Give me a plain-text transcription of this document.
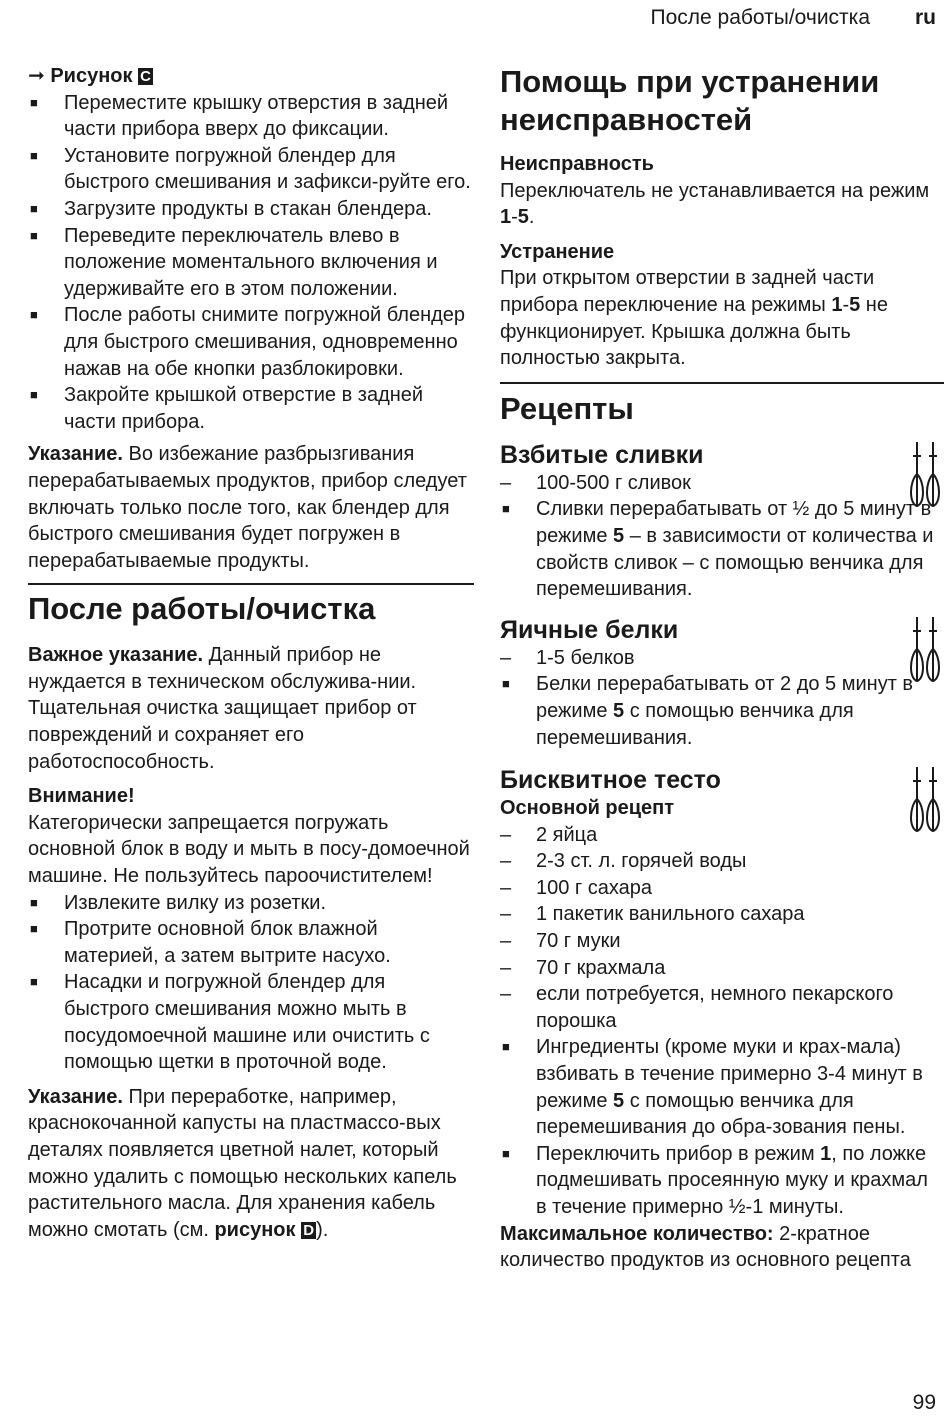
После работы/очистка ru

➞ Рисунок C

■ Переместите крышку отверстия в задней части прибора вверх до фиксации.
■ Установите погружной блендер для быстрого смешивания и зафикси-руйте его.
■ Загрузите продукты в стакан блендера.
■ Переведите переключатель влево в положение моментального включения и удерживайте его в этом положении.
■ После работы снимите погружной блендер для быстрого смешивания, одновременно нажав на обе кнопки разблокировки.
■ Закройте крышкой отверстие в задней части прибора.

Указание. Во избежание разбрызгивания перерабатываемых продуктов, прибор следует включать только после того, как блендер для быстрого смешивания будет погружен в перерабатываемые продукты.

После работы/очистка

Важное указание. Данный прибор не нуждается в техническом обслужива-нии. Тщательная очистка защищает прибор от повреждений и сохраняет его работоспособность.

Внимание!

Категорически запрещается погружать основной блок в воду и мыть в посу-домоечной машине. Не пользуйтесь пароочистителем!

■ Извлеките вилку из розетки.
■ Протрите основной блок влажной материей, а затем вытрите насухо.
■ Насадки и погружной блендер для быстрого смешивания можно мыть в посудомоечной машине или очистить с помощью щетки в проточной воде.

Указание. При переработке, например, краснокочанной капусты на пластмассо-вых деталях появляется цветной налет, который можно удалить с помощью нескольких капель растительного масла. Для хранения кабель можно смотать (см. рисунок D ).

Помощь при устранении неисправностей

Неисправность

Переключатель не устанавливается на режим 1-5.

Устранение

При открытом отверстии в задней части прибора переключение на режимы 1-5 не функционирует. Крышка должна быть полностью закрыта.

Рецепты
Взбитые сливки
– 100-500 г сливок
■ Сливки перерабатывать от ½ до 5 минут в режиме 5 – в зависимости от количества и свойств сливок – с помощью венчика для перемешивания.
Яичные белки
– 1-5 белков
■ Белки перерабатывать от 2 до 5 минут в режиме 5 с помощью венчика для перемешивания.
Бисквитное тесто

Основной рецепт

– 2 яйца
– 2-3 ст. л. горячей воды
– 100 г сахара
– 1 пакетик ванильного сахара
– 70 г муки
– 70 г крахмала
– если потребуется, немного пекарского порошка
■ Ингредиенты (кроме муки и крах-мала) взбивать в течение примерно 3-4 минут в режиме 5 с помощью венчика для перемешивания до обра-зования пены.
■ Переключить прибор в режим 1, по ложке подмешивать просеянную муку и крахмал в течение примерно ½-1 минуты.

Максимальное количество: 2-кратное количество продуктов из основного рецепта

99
______________________________
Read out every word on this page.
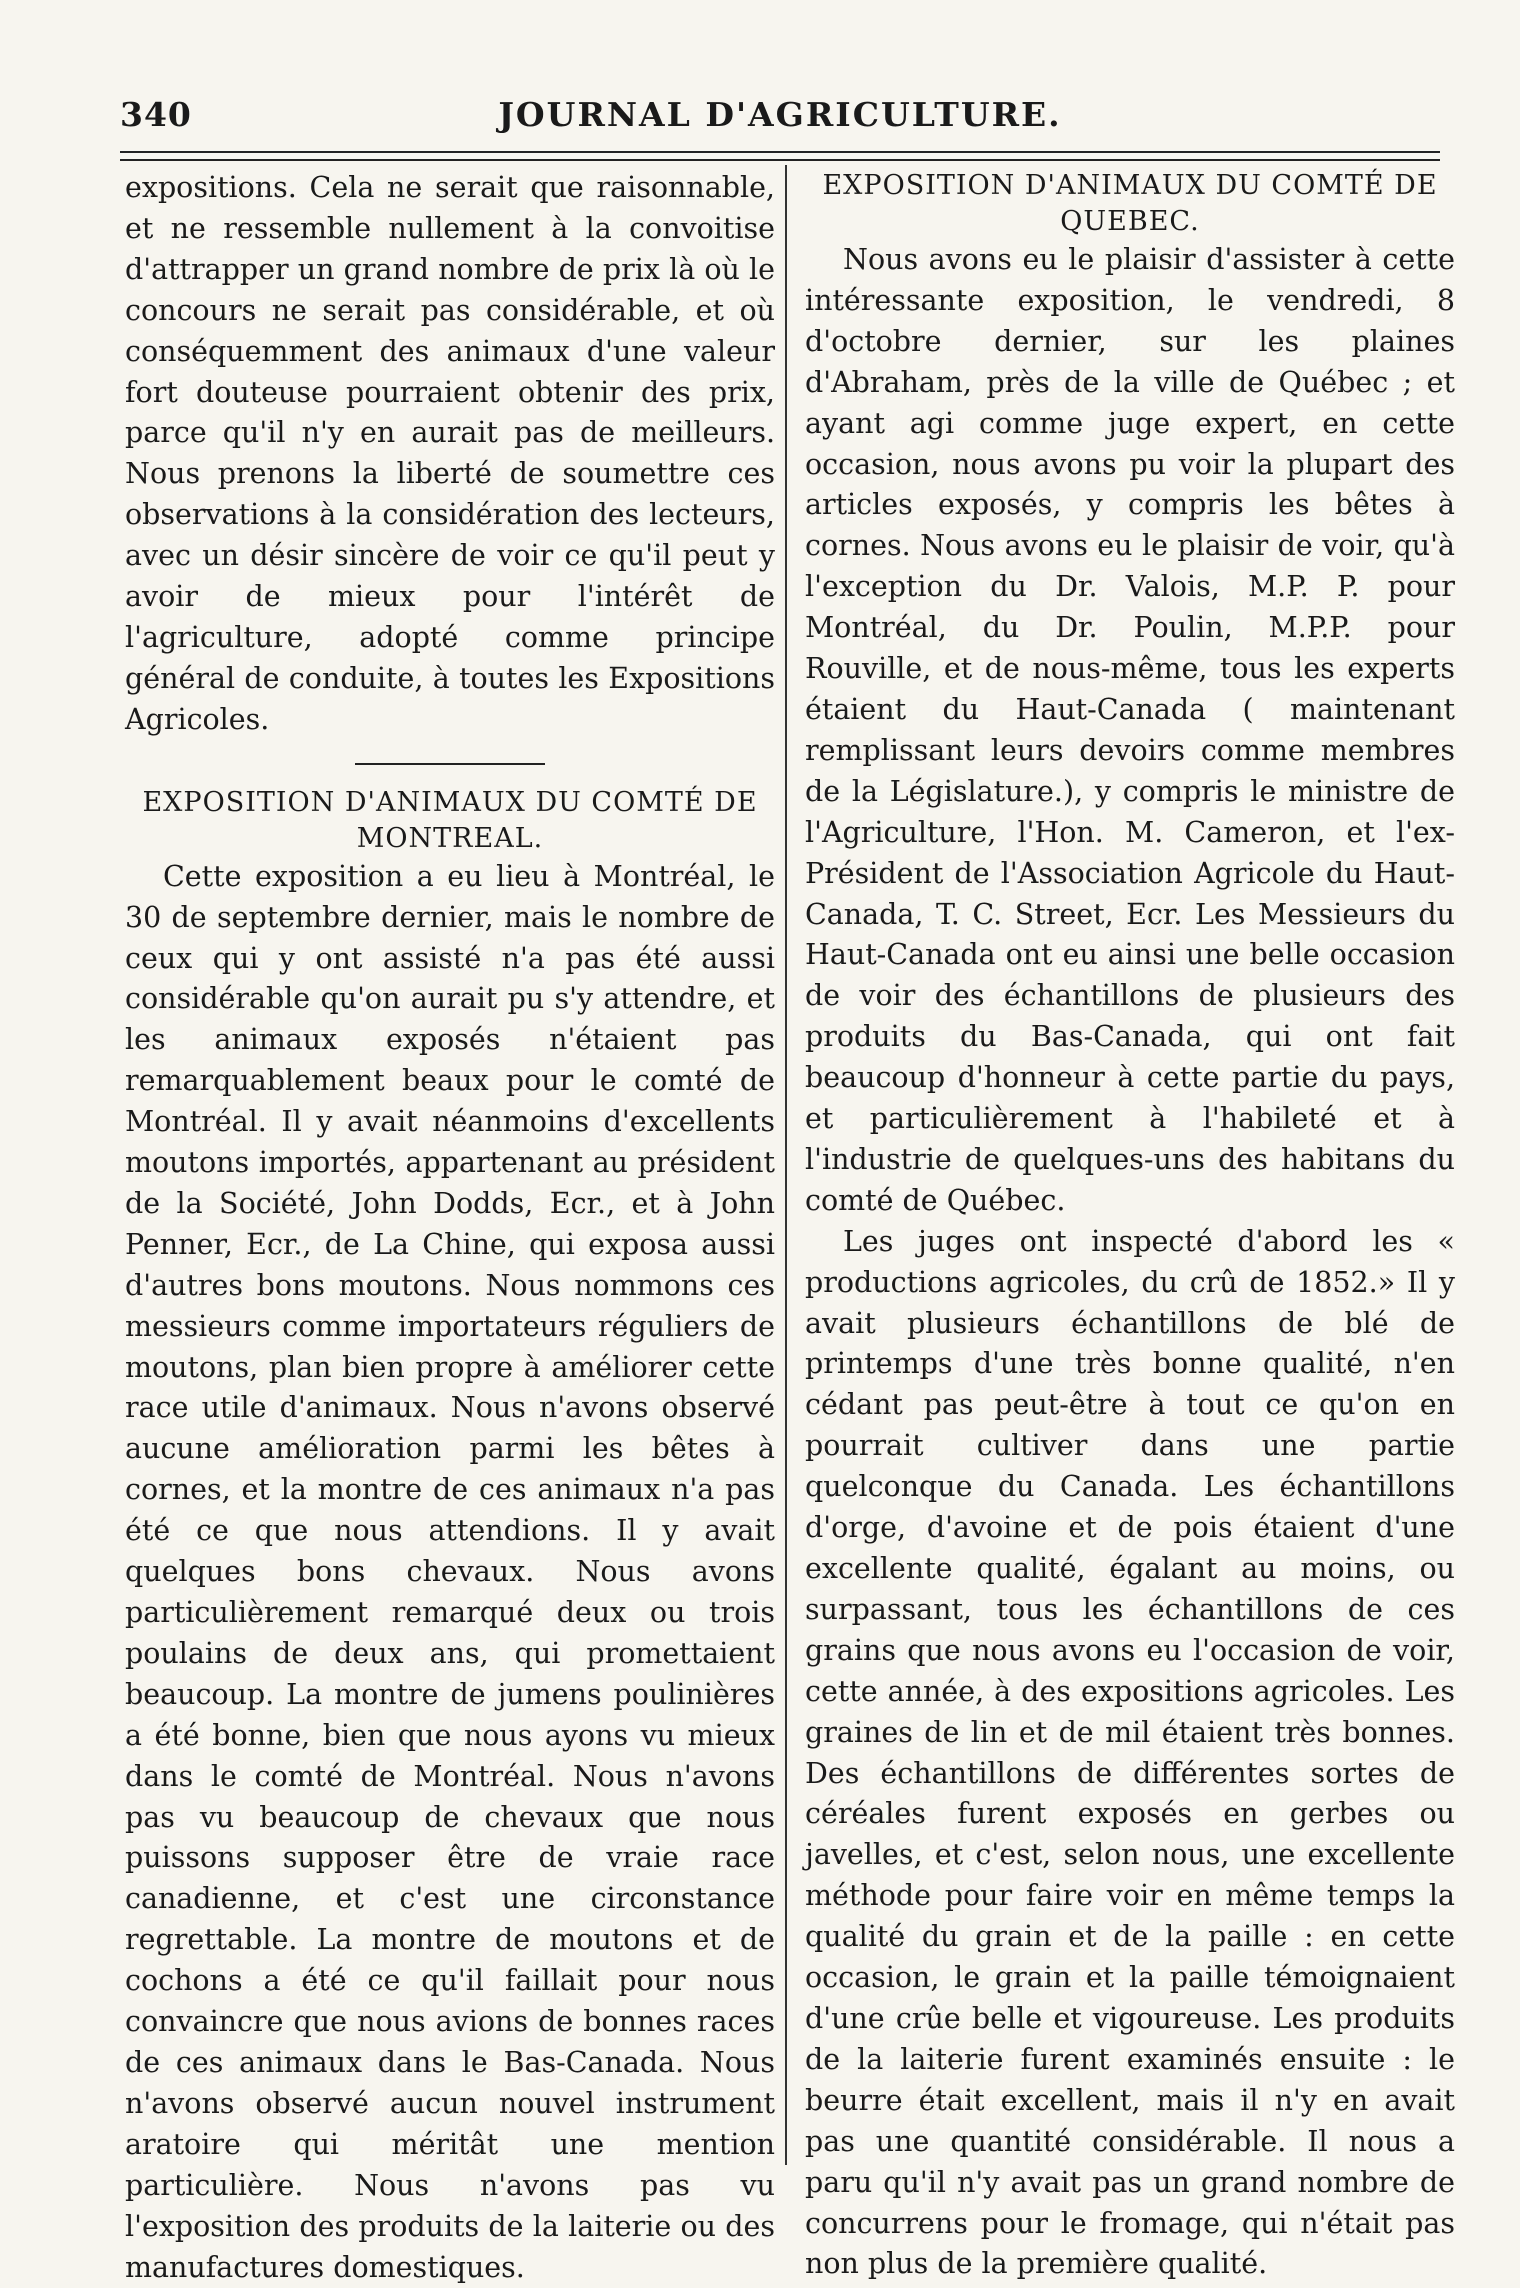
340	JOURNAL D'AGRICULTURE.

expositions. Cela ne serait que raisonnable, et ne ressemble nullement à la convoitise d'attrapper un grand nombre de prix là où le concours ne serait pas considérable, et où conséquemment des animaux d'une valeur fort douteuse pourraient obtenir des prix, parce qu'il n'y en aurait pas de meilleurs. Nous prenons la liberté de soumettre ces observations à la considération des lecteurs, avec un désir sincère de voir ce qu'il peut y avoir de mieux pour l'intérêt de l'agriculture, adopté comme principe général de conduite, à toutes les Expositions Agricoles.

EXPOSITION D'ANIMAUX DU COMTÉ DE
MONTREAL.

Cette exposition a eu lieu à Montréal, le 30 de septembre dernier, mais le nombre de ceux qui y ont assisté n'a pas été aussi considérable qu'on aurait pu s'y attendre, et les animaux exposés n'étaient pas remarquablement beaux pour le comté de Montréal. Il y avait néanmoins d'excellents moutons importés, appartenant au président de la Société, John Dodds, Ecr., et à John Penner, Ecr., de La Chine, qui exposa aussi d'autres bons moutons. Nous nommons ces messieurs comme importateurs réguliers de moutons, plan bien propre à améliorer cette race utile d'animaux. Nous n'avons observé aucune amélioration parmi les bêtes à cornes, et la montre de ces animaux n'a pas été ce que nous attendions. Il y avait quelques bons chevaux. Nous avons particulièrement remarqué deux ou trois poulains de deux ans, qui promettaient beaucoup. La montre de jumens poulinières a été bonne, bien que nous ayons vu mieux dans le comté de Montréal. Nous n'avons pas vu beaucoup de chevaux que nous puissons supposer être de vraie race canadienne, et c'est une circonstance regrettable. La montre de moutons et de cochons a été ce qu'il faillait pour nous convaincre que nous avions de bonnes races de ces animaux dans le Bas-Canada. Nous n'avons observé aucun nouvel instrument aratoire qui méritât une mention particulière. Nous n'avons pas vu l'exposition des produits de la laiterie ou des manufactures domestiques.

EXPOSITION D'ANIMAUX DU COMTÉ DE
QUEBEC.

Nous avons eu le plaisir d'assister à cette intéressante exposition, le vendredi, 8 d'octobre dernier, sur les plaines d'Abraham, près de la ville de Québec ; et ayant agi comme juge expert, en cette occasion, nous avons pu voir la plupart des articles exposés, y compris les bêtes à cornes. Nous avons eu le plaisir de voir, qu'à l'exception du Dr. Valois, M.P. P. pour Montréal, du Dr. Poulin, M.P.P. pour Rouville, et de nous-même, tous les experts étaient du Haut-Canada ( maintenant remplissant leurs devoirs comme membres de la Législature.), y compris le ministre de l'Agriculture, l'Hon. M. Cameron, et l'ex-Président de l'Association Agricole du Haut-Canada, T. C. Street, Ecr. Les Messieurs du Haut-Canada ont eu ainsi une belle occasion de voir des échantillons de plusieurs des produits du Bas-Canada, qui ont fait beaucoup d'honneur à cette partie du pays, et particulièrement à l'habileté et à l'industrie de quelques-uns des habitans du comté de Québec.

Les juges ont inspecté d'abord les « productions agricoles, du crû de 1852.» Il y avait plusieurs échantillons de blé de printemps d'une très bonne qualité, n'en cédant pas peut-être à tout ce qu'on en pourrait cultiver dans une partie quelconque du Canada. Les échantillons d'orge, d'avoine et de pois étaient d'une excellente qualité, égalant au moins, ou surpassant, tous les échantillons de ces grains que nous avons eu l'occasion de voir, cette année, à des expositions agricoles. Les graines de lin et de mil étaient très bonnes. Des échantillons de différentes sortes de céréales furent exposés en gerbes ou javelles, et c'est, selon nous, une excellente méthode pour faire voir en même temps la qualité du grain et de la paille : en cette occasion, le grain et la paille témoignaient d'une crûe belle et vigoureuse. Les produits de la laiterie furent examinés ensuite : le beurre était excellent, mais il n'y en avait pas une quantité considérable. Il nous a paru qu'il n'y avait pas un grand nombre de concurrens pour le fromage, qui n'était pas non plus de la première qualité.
______________________________
Description of the task>
From the records above, copy every line that holds the word "помощью".

Correct response>
■ Насадки и погружной блендер для быстрого смешивания можно мыть в посудомоечной машине или очистить с помощью щетки в проточной воде.
Указание. При переработке, например, краснокочанной капусты на пластмассо-вых деталях появляется цветной налет, который можно удалить с помощью нескольких капель растительного масла. Для хранения кабель можно смотать (см. рисунок D ).
■ Сливки перерабатывать от ½ до 5 минут в режиме 5 – в зависимости от количества и свойств сливок – с помощью венчика для перемешивания.
■ Белки перерабатывать от 2 до 5 минут в режиме 5 с помощью венчика для перемешивания.
■ Ингредиенты (кроме муки и крах-мала) взбивать в течение примерно 3-4 минут в режиме 5 с помощью венчика для перемешивания до обра-зования пены.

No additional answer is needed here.